** Begin INFORMATION SHOWN **

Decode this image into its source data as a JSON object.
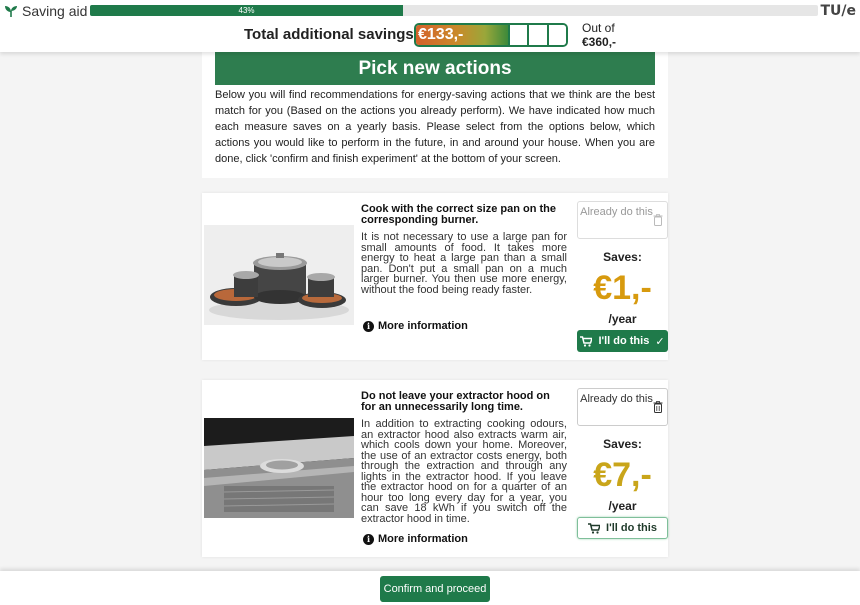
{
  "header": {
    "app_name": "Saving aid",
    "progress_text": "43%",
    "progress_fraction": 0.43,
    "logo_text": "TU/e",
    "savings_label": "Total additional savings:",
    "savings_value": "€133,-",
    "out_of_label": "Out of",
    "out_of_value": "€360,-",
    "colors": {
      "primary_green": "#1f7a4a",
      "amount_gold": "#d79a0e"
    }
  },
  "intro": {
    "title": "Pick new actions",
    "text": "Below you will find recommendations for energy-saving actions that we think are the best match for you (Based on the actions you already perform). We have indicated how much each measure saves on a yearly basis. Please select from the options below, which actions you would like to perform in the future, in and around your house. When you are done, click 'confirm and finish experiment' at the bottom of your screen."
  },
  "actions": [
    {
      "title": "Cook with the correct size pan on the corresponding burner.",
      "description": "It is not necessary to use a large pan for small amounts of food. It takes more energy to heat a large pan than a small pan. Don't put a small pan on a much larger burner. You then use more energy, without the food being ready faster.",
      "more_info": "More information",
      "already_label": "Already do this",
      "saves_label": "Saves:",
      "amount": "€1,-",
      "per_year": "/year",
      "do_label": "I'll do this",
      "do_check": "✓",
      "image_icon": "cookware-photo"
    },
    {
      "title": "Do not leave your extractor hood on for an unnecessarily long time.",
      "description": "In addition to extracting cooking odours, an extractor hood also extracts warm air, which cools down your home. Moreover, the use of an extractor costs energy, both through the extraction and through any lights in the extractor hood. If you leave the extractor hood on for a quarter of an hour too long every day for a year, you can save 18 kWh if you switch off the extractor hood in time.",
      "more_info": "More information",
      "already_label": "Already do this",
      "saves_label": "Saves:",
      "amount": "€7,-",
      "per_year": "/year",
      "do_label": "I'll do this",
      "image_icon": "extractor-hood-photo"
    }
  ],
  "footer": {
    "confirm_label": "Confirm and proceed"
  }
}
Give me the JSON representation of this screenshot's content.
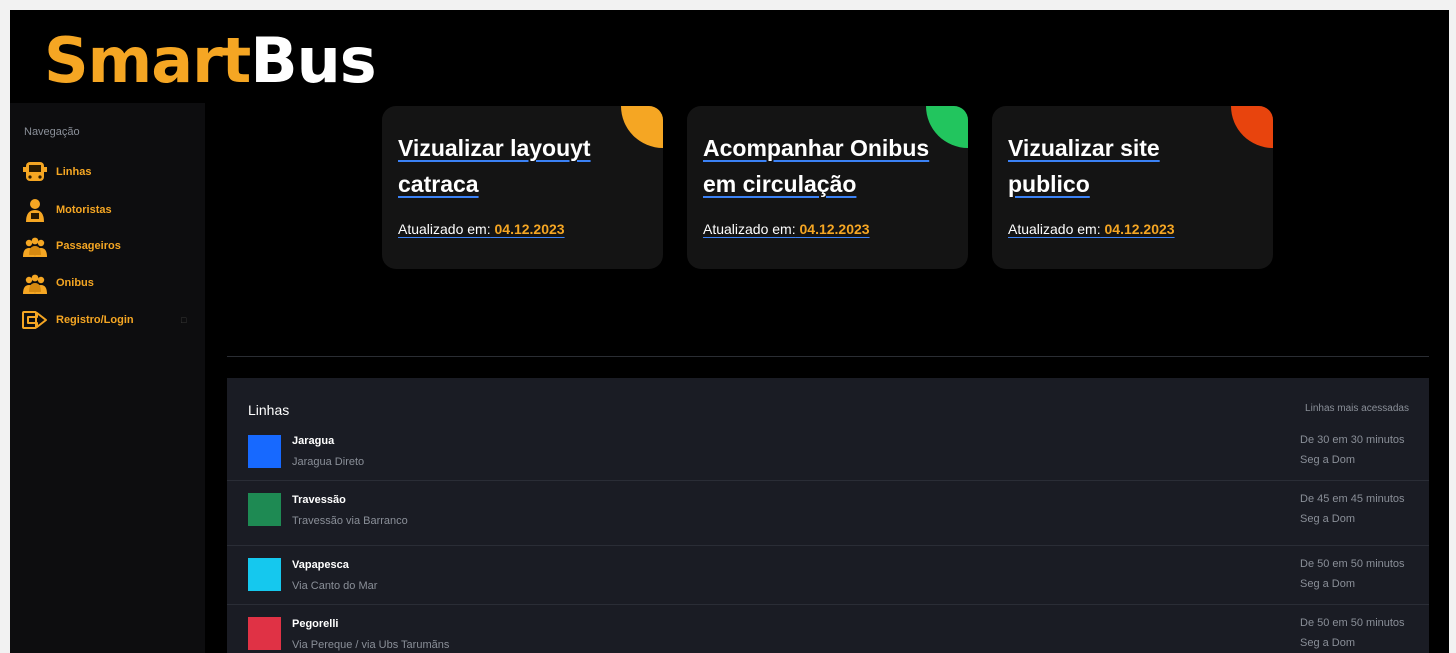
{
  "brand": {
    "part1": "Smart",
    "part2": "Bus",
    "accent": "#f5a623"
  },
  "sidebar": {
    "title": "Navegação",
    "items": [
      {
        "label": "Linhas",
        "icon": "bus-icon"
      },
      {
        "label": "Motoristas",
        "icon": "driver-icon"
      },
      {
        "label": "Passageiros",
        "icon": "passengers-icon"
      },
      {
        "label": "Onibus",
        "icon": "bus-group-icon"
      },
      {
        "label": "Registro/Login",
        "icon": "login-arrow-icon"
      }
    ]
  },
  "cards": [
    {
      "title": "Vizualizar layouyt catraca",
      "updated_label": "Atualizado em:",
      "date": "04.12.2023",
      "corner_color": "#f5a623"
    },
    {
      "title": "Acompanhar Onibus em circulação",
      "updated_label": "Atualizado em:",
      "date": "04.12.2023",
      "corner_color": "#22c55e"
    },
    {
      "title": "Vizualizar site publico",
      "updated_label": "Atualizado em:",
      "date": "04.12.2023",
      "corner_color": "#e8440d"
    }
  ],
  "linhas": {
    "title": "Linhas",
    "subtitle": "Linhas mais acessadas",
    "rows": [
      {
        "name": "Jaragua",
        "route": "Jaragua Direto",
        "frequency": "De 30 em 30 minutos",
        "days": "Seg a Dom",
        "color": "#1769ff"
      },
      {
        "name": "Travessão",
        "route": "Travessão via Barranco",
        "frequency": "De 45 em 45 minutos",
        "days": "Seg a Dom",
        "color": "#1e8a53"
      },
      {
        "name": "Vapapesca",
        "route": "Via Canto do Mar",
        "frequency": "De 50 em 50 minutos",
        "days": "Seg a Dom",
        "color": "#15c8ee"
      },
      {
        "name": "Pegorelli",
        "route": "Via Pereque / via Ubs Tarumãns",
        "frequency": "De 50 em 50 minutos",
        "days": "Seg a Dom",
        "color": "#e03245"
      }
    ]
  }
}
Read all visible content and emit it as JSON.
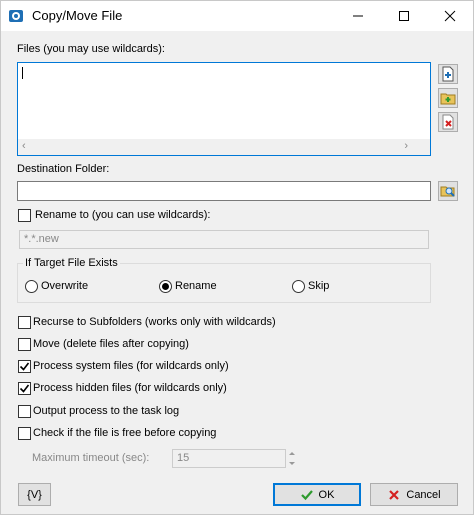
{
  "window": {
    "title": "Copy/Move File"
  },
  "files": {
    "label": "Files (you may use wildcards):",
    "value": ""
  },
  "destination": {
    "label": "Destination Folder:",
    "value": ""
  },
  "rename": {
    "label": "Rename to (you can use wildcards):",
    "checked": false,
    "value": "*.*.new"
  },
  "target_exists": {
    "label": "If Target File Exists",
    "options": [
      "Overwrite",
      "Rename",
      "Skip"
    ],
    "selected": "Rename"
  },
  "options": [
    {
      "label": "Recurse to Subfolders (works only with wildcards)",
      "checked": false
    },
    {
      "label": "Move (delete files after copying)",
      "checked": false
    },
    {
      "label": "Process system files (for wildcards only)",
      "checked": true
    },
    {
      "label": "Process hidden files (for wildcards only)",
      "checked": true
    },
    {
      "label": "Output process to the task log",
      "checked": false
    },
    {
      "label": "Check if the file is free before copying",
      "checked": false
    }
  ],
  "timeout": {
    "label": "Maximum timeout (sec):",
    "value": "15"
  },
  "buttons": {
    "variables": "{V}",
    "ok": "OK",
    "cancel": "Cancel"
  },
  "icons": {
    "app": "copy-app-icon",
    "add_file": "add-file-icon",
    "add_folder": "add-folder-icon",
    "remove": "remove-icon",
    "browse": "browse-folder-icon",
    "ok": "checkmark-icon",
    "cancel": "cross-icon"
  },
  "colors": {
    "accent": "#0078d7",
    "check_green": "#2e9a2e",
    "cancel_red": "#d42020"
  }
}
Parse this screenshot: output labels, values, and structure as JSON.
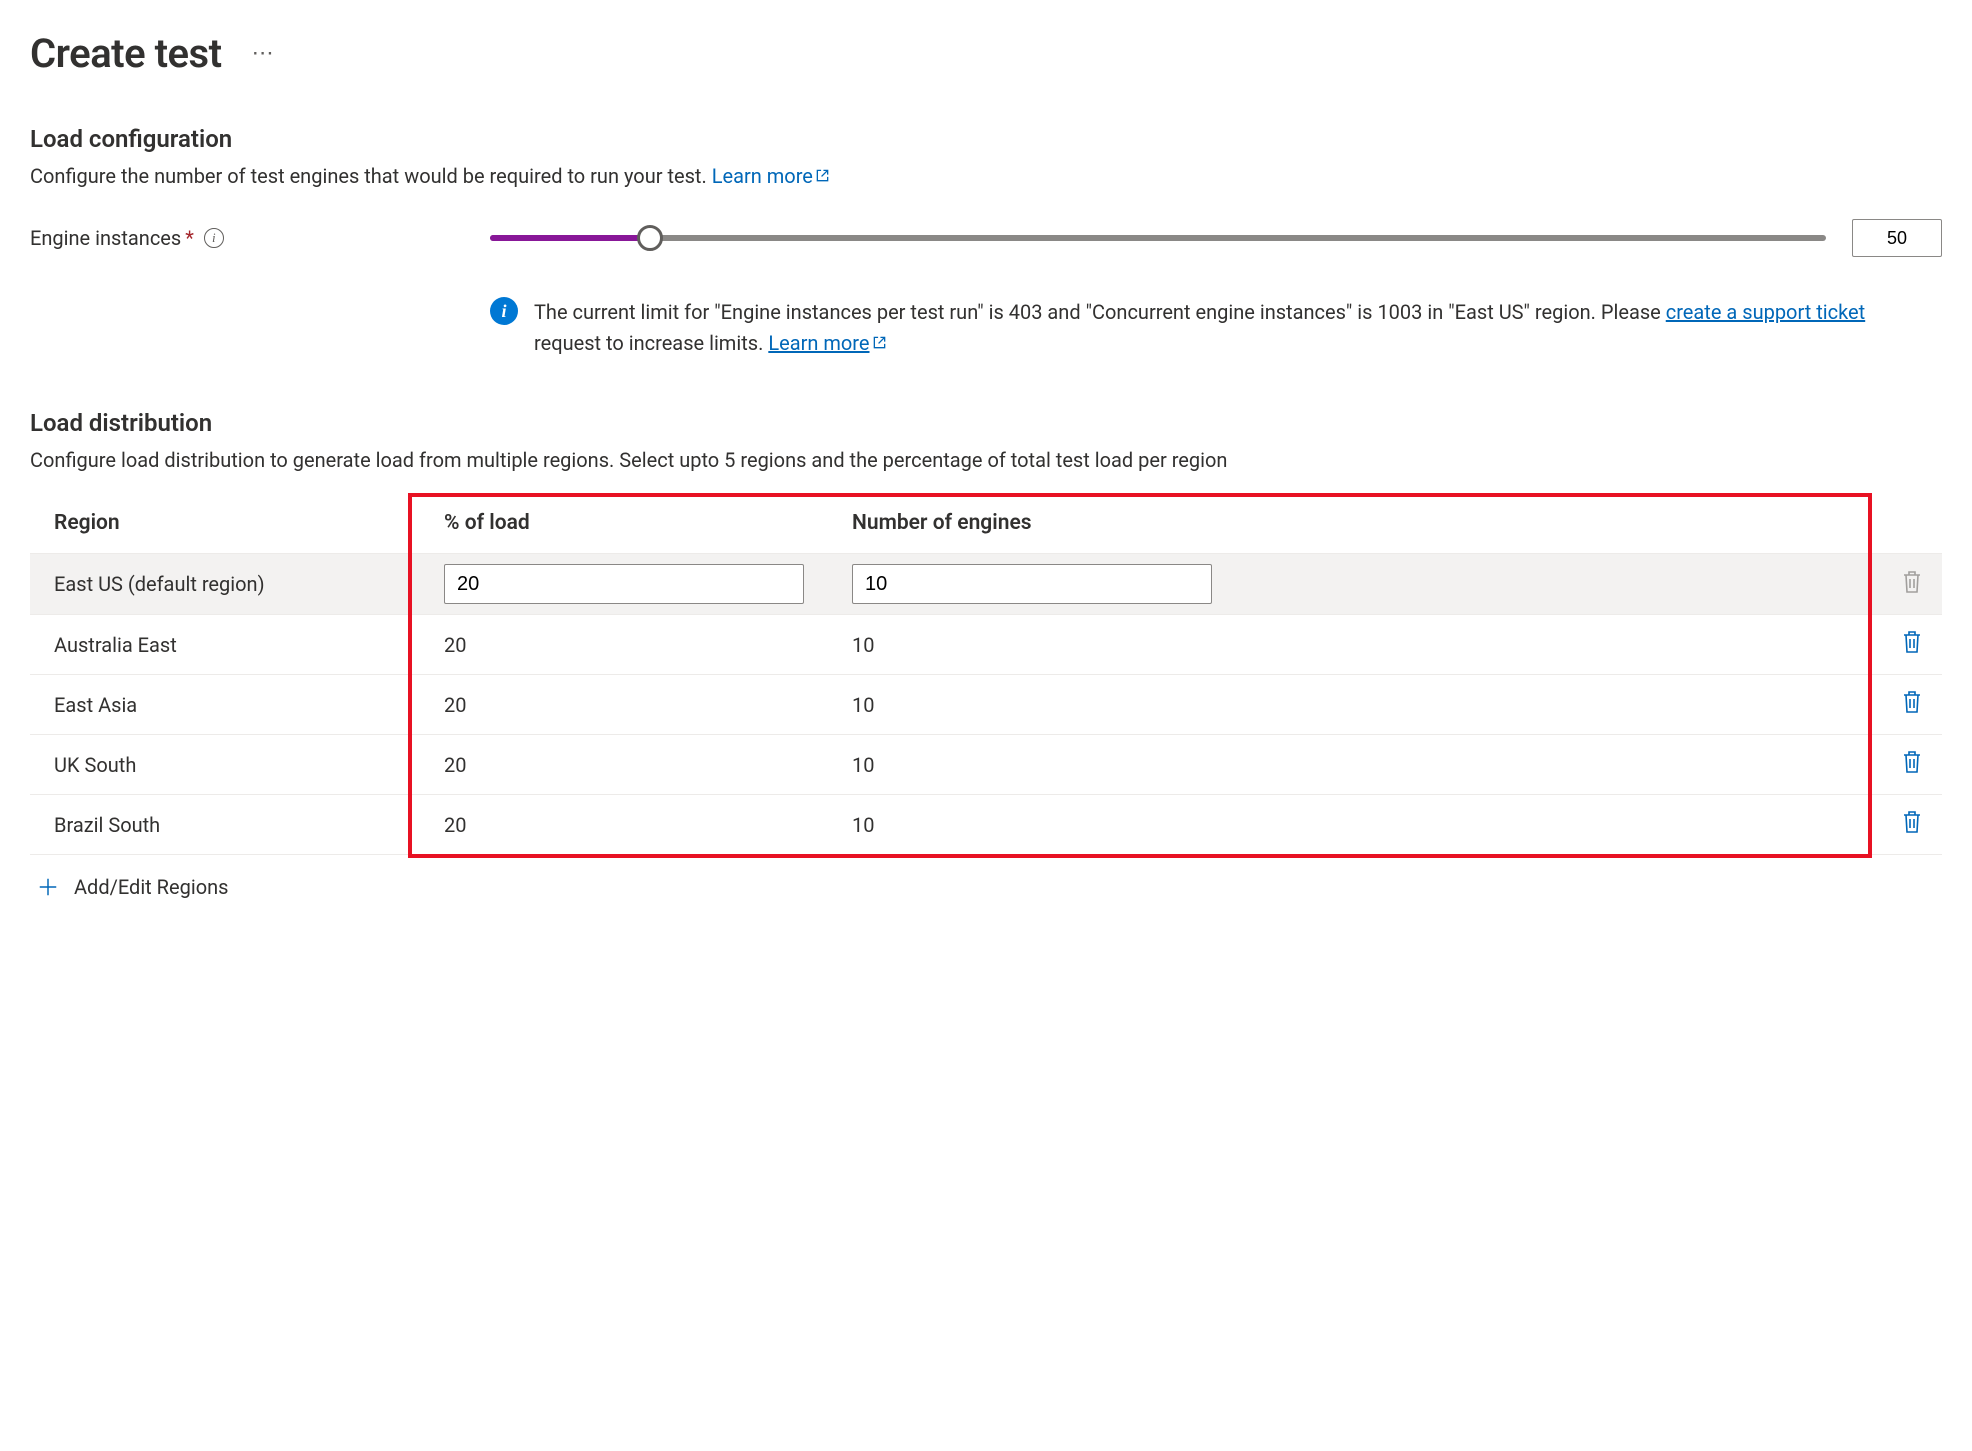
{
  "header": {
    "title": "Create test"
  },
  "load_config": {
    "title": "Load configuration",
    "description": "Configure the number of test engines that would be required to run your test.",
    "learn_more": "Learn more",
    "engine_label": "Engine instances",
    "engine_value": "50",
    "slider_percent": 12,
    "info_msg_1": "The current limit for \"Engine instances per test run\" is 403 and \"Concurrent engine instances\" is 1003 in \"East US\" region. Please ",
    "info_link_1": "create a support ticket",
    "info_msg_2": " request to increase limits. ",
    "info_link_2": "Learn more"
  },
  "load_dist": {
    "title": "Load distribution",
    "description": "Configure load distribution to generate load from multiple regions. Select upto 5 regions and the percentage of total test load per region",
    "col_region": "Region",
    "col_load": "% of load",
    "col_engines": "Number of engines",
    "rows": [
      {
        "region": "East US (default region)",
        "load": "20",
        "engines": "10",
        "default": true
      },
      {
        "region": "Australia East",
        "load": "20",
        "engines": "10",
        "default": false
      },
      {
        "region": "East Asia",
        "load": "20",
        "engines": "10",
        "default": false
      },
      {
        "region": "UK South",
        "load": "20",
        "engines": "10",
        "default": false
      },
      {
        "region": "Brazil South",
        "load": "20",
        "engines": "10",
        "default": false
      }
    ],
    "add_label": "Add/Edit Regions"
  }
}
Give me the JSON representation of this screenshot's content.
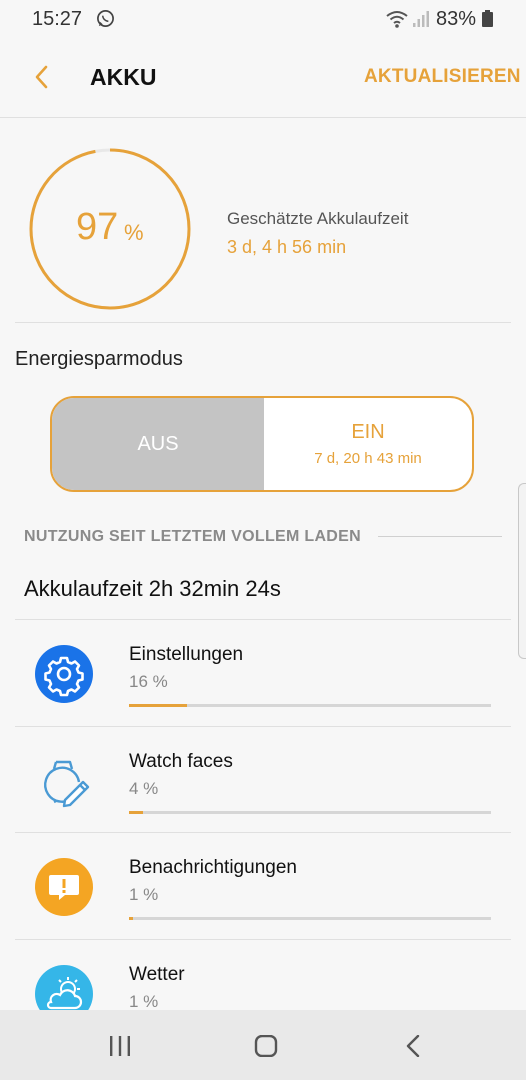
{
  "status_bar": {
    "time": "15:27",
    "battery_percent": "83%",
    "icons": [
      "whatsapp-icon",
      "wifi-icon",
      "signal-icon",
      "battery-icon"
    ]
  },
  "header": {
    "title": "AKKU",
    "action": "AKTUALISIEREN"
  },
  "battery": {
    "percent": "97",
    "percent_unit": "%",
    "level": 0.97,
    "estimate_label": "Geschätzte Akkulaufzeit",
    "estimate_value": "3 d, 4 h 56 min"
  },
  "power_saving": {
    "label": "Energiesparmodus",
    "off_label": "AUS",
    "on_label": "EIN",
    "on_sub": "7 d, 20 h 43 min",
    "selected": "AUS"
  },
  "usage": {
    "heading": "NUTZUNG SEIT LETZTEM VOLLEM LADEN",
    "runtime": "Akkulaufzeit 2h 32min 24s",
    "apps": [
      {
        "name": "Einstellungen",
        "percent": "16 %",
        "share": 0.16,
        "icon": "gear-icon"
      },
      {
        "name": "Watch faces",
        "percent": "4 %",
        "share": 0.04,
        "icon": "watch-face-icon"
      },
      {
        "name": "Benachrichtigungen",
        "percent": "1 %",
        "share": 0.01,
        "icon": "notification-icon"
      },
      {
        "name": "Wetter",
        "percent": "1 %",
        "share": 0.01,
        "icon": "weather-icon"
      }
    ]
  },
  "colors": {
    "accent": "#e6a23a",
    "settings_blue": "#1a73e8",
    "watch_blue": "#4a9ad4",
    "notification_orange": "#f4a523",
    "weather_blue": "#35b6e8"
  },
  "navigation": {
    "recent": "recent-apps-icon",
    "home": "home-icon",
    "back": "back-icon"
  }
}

** End INFORMATION SHOWN **

EXERCISE DIRECTIONS. Only the number is wanted: how many lines in the entries above contain the string "Please"?

EXERCISE RESPONSE. 2